- [Tareas requeridas]
A: Copia del relato sobre Tiraspol el pasaje que abre con las palabras "Yo había asistido" y cierra con "mil soldados rusos.".
B: Según el relato sobre Tiraspol, ¿cuántos soldados rusos vigilan y apoyan Transnistria?
C: Prosigue el relato sobre Tiraspol a partir de su última oración.

Pablo San Román¹
Un soldado ruso caminaba unos metros por delante. La escena, el pasado 25 de noviembre (2021), era como una premonición de lo que podía pasar tres meses después.
Yo había asistido la víspera al partido Sheriff Tiraspol-Real Madrid, de Champions League. Y me disponía esa mañana, tras un llevadero madrugón, a tomar una furgoneta a Odessa, a solo 104 km al este, ya en Ucrania. Tiraspol, geográficamente en Moldavia, es la capital de Transnistria, una región autoproclamada independiente, con su propia moneda y frontera, con el apoyo y vigilancia de dos mil soldados rusos.
¿Hacia dónde se dirigiría el soldado? La respuesta llegó pronto. El militar se metió en uno de los cuarteles del ejército ruso en la ciudad. Y yo seguí mi marcha, hacia la estación de autobuses de Tiraspol.
Me separaban de ella todavía unos 800 metros. Atravesé un parque y llegué. Ya tenía comprado el billete, que me había costado apenas dos euros, pagados con el equivalente en rublos transnistrios, en este territorio, incluido en los mapas de Moldavia, no reconocido por la comunidad internacional como independiente, pero independiente a todos los efectos, con la vigilancia y apoyo de Putin y los soldados rusos.

Listados de elementos y recuadros:
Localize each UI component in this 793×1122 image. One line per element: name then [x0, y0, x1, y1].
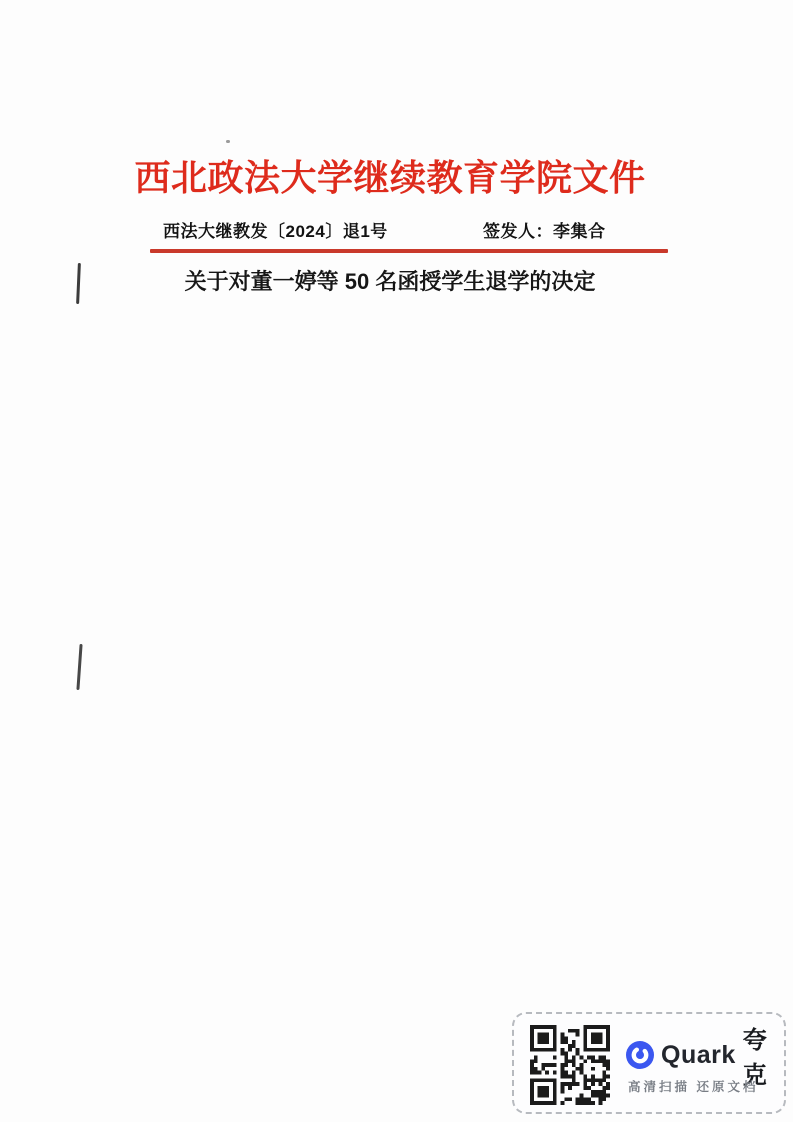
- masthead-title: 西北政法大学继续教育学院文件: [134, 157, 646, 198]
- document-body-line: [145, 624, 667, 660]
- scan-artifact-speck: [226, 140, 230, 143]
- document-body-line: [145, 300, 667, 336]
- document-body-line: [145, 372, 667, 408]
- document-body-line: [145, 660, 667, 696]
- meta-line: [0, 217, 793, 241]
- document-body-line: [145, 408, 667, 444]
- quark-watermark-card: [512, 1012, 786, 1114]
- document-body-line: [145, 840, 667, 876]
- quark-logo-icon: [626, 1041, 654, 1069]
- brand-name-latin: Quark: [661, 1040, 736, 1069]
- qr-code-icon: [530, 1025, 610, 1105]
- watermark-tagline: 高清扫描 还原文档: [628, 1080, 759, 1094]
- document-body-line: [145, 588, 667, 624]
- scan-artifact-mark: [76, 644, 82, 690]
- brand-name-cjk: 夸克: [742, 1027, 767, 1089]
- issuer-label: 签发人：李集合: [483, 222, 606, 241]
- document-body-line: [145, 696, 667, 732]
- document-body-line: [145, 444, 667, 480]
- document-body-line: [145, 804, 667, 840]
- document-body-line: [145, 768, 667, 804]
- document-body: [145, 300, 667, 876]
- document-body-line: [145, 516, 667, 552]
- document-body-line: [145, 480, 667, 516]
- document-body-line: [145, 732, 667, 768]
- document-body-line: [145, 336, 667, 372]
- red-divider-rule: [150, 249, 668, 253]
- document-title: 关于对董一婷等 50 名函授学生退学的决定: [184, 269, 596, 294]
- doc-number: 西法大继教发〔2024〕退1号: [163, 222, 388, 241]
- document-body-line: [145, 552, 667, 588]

---

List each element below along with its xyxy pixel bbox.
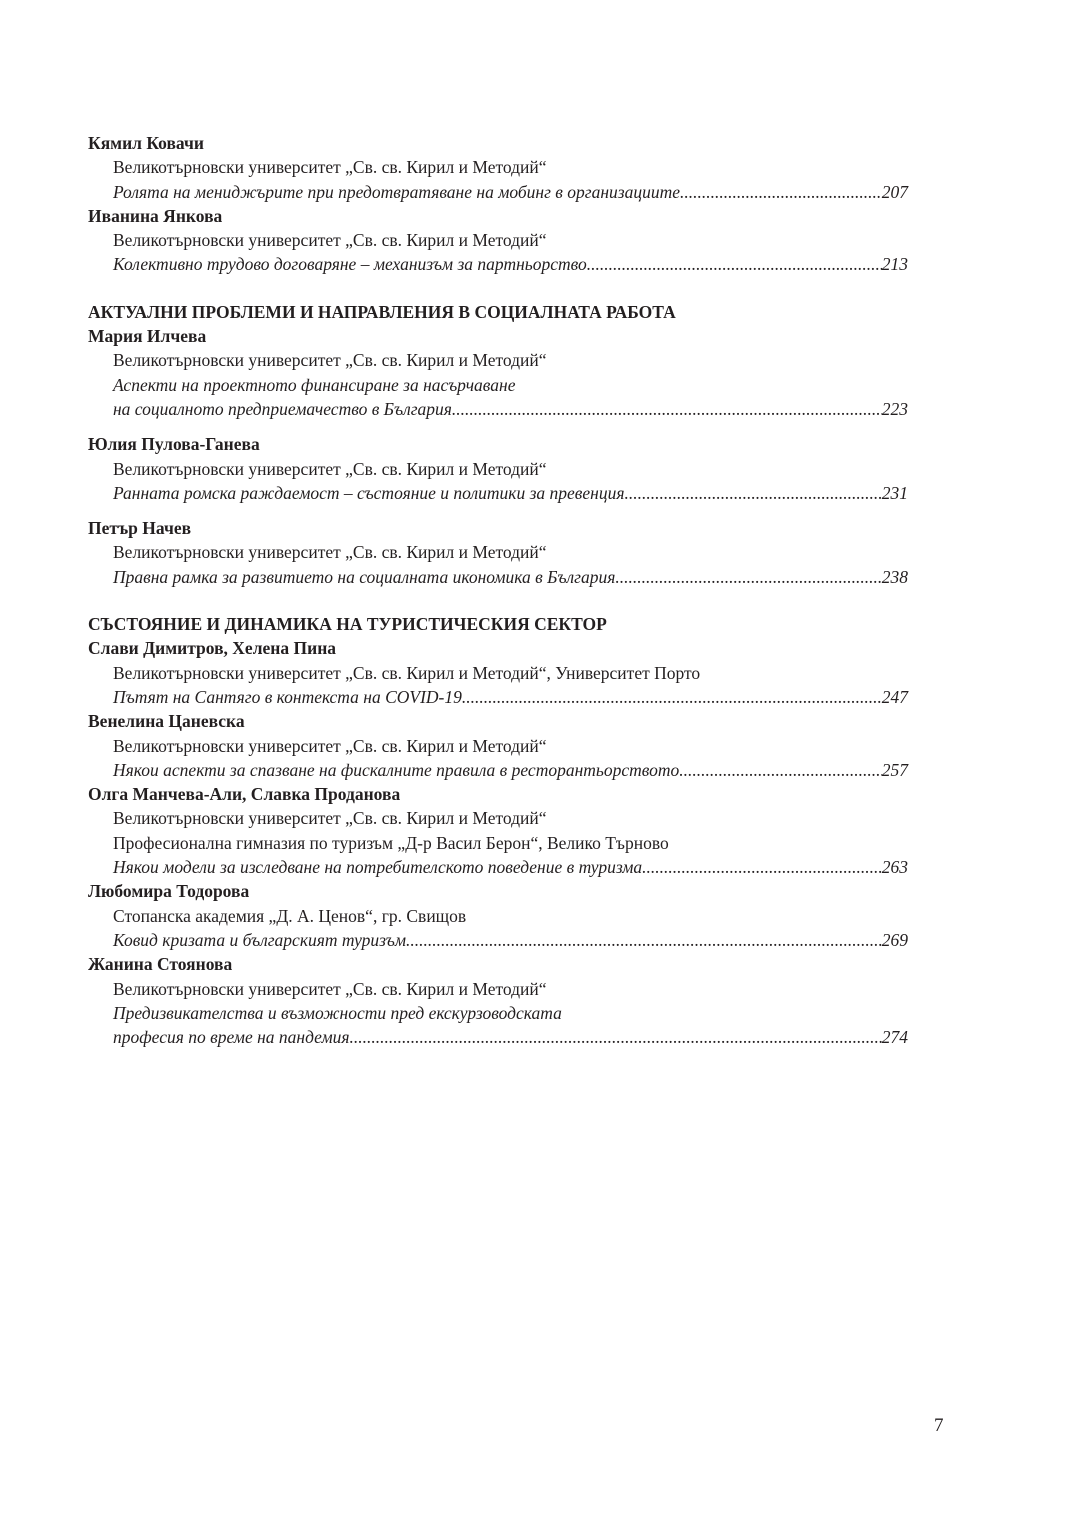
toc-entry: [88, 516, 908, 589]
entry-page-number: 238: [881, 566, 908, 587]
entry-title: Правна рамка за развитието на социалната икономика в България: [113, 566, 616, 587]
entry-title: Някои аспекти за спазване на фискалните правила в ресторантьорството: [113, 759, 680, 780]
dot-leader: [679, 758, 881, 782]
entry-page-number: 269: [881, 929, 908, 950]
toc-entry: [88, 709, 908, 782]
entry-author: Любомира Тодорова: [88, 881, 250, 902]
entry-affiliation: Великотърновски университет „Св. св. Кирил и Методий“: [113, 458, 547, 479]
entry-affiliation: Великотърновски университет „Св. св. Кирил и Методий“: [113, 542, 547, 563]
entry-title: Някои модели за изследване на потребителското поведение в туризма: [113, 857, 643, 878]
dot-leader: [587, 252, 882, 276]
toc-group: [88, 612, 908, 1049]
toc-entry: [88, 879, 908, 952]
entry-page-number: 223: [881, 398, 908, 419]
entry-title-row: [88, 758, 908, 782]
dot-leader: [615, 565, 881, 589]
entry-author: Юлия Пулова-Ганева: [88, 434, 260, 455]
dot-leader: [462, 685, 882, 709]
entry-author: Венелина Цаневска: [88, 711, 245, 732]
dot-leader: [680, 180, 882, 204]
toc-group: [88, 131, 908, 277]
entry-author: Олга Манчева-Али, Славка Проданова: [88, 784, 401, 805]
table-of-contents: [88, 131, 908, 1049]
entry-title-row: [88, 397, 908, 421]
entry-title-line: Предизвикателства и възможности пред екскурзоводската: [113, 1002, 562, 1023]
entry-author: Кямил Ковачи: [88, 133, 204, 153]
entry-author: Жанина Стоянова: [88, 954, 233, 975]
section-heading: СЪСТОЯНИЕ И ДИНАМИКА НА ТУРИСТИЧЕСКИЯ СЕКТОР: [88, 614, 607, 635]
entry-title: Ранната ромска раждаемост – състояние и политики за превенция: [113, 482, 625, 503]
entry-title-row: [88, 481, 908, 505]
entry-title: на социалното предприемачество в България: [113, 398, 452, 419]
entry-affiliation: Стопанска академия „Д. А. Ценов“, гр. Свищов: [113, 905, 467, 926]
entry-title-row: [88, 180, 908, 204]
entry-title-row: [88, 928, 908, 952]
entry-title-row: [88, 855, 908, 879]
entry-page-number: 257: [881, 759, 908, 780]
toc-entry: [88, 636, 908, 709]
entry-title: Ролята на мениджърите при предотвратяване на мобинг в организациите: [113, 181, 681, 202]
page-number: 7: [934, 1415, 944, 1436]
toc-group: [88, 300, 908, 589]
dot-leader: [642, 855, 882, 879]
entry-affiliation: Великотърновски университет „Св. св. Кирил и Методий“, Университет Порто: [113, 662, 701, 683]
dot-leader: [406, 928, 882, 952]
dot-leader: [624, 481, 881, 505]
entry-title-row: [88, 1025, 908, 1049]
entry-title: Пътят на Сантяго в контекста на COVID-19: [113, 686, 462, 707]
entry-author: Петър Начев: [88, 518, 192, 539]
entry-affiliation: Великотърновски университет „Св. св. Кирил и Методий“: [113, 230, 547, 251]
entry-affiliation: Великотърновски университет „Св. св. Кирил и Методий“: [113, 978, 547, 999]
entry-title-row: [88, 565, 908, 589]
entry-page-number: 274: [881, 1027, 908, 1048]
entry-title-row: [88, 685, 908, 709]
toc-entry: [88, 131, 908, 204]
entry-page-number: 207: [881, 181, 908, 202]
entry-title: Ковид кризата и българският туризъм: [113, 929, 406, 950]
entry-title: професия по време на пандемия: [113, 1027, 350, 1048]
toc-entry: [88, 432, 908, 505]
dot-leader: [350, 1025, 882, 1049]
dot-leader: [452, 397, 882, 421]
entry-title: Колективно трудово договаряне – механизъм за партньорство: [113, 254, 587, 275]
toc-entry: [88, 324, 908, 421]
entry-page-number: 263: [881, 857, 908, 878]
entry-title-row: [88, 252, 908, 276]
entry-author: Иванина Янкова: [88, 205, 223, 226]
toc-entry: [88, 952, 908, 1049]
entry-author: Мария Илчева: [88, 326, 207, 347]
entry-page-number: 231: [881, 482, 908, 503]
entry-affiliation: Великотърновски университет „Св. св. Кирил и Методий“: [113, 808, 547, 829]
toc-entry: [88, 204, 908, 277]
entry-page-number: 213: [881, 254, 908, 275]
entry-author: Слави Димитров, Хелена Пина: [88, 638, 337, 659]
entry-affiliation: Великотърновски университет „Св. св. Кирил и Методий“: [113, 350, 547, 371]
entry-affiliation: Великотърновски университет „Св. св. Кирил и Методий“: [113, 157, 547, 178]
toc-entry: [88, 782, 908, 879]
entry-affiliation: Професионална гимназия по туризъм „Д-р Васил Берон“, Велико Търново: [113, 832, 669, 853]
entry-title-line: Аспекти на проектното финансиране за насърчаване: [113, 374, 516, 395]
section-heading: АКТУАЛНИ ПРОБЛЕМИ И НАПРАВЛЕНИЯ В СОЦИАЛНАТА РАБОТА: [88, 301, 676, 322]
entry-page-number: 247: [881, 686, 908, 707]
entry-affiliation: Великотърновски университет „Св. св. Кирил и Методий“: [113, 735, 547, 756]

- [Respuestas]
A:
Yo había asistido la víspera al partido Sheriff Tiraspol-Real Madrid, de Champions League. Y me disponía esa mañana, tras un llevadero madrugón, a tomar una furgoneta a Odessa, a solo 104 km al este, ya en Ucrania. Tiraspol, geográficamente en Moldavia, es la capital de Transnistria, una región autoproclamada independiente, con su propia moneda y frontera, con el apoyo y vigilancia de dos mil soldados rusos.

B: Dos mil soldados rusos.

C:
En la estación, con varias furgonetas preparadas para llevar viajeros a diferentes puntos, me quedaban veinte minutos de espera. Me aprovisioné de un pequeño desayuno para alimentarme en el trayecto. Pero me di cuenta que podía comerlo allí y me instalé en una mesa ante la mirada interesada de un perro y un gato, atentos a cualquier miga que desperdiciara.
La bella Odessa
Ya en la furgoneta, un poco más de tres horas después, con una larga parada en aquella frontera ficticia en que tuve que mostrar mis documentos a los policías transnistrios y ucranianos, llegué a la bella Odessa. Yo era el único pasajero disonante en aquel viaje, en el que predominaban comerciantes y ancianos, que iban a visitar a familiares, entre la docena de viajeros.
Mi hotel se encontraba en la calle Derybasivskaya, la principal arteria peatonal de la perla del Mar Negro. Mostré la dirección al conductor, que me hizo una señal con el dedo pulgar. Paró en un semáforo y me indicó con gestos que tenía que seguir caminando hacia la izquierda.
Dos kilómetros y aproximadamente treinta minutos de marcha después, llegué a mi destino. Posé mi mochila en una holgada y cómoda habitación y me lancé raudo y ansioso a visitar las famosas escaleras donde se rodó una escena de referencia del cine, en la película ‘El acorazado Potemkin’.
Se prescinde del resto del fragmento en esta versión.